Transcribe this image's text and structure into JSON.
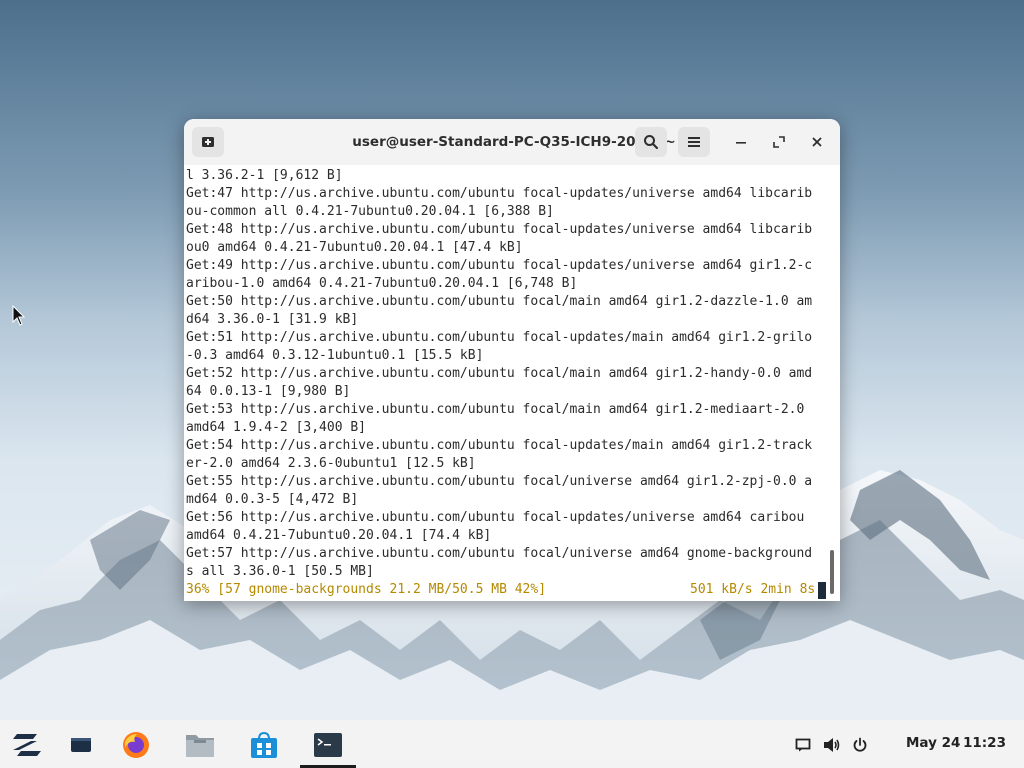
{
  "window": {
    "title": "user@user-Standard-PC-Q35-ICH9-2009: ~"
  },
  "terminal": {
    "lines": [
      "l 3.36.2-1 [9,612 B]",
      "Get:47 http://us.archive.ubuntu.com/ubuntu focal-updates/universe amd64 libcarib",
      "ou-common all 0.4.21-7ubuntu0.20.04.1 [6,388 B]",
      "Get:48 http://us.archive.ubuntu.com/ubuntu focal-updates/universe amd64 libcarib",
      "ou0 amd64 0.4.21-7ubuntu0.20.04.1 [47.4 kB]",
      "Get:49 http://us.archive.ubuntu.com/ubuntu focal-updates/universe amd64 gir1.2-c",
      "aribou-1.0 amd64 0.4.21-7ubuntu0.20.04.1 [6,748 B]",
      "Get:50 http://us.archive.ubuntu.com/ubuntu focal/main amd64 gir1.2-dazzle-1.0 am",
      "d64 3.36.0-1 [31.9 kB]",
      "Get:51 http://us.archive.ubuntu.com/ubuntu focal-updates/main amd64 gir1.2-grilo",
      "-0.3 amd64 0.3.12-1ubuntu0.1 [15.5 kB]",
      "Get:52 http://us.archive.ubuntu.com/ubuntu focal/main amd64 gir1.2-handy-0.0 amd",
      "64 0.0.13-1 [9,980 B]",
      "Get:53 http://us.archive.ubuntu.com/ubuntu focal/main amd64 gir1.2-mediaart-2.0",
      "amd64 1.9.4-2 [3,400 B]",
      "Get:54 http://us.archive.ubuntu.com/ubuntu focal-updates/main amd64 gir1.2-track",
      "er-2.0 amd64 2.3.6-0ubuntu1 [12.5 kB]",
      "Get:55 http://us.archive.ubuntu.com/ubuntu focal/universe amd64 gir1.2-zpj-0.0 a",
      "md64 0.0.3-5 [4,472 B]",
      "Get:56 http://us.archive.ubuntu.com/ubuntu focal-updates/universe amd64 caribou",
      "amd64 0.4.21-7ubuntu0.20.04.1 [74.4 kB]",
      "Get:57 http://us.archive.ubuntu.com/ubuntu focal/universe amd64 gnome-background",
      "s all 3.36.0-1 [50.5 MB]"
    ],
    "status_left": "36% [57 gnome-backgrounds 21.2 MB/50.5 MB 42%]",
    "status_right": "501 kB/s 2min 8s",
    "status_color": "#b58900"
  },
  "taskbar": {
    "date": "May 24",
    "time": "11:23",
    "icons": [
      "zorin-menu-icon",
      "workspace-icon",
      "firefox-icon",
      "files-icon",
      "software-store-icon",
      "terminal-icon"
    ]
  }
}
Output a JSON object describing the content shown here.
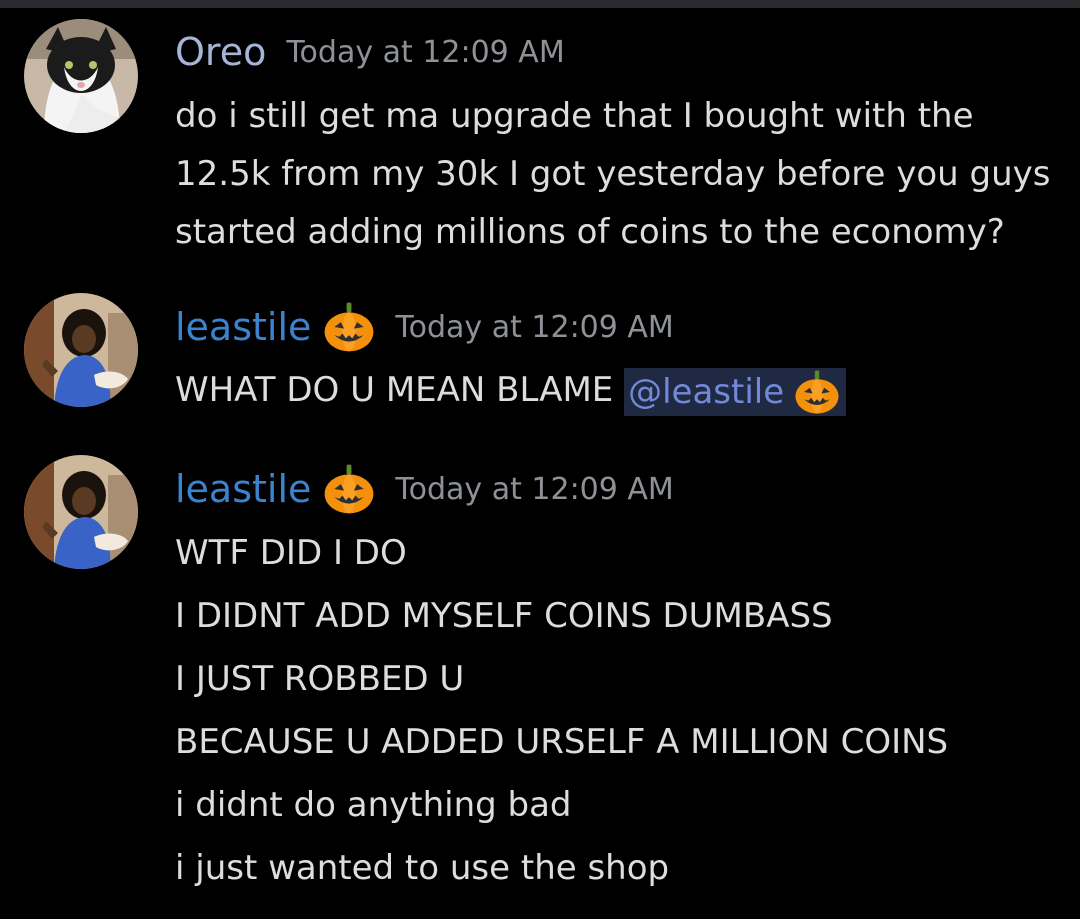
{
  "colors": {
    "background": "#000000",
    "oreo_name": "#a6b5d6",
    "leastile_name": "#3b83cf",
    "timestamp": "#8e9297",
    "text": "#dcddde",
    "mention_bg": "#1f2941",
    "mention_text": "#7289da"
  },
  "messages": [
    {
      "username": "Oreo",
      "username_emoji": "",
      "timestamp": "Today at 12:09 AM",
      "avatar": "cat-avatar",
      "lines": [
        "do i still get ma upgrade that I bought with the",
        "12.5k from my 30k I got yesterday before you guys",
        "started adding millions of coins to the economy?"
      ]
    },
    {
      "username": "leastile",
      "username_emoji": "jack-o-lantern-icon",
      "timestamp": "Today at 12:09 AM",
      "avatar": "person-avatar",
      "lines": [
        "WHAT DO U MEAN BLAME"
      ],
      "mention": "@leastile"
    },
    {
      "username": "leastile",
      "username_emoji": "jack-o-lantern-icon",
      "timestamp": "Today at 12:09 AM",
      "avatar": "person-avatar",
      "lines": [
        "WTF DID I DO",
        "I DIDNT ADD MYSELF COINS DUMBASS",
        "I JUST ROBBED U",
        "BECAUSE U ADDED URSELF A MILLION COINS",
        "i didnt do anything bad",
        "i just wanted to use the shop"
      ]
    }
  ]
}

----

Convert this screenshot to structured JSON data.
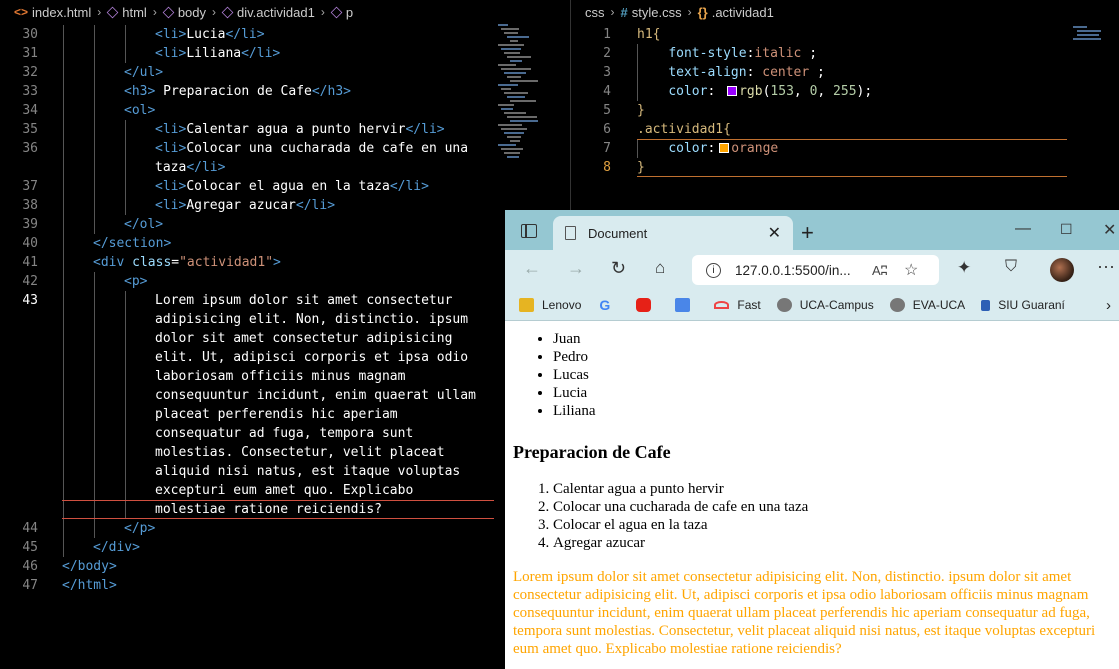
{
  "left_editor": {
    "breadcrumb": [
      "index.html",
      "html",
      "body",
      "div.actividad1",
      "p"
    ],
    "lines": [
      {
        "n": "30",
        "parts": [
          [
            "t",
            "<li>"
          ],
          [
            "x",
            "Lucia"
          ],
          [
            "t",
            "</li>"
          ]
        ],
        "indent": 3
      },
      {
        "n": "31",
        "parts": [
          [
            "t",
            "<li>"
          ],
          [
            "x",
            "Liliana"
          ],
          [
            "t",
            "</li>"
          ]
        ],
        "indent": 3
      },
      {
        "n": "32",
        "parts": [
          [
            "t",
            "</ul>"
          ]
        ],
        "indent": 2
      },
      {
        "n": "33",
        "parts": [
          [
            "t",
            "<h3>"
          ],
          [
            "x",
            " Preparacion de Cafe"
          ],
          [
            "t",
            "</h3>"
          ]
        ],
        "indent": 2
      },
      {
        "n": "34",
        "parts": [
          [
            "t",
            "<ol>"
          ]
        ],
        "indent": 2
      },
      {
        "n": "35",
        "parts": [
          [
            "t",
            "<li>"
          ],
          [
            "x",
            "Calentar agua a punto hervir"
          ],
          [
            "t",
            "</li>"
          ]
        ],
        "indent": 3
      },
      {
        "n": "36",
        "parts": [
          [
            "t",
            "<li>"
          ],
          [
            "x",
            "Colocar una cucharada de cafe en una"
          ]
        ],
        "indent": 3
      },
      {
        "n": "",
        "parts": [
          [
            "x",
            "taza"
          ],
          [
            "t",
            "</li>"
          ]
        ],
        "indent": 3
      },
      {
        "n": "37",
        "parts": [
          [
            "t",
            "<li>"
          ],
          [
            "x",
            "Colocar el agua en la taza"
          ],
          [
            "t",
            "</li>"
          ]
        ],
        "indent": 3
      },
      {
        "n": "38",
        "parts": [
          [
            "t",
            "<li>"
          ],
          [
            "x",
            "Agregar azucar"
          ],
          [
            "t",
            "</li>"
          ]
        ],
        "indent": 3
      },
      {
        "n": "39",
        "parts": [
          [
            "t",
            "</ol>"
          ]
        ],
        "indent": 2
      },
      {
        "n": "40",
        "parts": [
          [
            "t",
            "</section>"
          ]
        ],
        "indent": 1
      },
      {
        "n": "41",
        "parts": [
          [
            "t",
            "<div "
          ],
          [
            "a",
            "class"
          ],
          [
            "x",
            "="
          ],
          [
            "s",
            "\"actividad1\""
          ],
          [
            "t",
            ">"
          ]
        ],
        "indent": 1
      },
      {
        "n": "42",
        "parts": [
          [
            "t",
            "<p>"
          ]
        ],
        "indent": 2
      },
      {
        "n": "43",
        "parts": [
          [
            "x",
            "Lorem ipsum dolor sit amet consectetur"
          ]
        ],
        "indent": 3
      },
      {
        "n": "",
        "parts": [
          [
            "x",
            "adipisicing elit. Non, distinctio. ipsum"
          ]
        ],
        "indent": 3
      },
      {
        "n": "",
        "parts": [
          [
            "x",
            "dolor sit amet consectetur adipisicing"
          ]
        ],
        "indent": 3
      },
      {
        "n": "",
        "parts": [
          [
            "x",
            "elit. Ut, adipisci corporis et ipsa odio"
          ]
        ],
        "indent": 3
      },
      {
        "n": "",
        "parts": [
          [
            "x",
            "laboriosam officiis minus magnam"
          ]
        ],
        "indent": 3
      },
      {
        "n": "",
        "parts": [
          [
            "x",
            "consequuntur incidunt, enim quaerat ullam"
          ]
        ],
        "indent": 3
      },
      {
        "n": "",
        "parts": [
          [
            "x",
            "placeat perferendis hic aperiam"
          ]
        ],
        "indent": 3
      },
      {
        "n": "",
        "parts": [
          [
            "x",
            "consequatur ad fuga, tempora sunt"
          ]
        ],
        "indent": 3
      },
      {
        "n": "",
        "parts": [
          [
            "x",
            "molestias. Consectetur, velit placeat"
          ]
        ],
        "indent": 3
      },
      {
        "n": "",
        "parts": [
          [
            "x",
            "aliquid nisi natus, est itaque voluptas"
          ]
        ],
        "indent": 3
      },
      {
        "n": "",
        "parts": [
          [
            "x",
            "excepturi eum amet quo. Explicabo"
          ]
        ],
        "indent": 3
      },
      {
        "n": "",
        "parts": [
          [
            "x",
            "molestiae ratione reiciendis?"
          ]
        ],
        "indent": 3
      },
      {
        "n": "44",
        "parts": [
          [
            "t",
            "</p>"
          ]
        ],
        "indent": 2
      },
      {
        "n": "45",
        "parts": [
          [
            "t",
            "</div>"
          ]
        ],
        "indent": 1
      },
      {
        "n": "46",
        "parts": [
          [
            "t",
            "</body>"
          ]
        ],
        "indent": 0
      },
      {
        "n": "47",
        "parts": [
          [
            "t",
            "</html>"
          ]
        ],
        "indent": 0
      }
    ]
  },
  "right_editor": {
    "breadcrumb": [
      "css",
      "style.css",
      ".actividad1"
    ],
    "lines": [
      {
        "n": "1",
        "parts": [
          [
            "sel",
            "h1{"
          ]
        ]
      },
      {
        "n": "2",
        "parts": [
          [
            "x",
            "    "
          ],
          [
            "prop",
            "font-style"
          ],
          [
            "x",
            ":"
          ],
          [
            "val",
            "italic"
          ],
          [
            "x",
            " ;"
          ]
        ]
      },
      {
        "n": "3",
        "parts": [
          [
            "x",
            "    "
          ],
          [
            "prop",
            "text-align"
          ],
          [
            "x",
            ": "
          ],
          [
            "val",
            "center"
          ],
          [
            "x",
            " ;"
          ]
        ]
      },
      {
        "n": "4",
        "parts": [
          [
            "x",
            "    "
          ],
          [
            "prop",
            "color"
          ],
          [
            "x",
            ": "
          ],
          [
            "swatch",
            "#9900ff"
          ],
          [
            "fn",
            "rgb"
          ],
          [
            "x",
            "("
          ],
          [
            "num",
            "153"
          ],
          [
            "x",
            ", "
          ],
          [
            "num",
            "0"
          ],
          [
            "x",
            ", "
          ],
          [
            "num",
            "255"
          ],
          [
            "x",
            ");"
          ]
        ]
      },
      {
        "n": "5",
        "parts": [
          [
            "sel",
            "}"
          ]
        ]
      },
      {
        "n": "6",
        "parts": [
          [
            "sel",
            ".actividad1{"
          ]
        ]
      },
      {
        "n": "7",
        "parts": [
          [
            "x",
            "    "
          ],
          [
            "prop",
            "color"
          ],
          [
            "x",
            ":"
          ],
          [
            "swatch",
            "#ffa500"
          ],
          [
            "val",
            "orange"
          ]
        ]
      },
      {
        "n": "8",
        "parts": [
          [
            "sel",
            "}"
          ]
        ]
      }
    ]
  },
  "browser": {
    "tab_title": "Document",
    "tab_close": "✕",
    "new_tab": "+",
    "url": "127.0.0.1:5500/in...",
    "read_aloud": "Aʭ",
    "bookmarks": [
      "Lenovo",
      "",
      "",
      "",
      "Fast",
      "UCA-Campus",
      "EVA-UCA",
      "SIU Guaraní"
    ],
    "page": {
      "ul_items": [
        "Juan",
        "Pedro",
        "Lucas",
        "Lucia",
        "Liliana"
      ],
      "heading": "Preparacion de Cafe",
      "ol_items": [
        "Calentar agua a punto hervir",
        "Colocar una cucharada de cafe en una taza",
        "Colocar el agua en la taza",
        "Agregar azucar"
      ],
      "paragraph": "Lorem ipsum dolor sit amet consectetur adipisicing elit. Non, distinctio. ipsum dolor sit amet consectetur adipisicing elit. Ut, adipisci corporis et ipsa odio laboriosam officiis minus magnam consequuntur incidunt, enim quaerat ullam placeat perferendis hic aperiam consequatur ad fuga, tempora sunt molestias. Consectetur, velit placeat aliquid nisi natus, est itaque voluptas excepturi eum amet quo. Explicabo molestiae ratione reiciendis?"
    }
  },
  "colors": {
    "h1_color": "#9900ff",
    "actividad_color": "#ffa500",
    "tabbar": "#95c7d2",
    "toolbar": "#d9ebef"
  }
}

----

Task requirements:
Each line above that holds the string "placeat" should be copied and shown.

Response:
            "placeat perferendis hic aperiam"
            "molestias. Consectetur, velit placeat"
      "paragraph": "Lorem ipsum dolor sit amet consectetur adipisicing elit. Non, distinctio. ipsum dolor sit amet consectetur adipisicing elit. Ut, adipisci corporis et ipsa odio laboriosam officiis minus magnam consequuntur incidunt, enim quaerat ullam placeat perferendis hic aperiam consequatur ad fuga, tempora sunt molestias. Consectetur, velit placeat aliquid nisi natus, est itaque voluptas excepturi eum amet quo. Explicabo molestiae ratione reiciendis?"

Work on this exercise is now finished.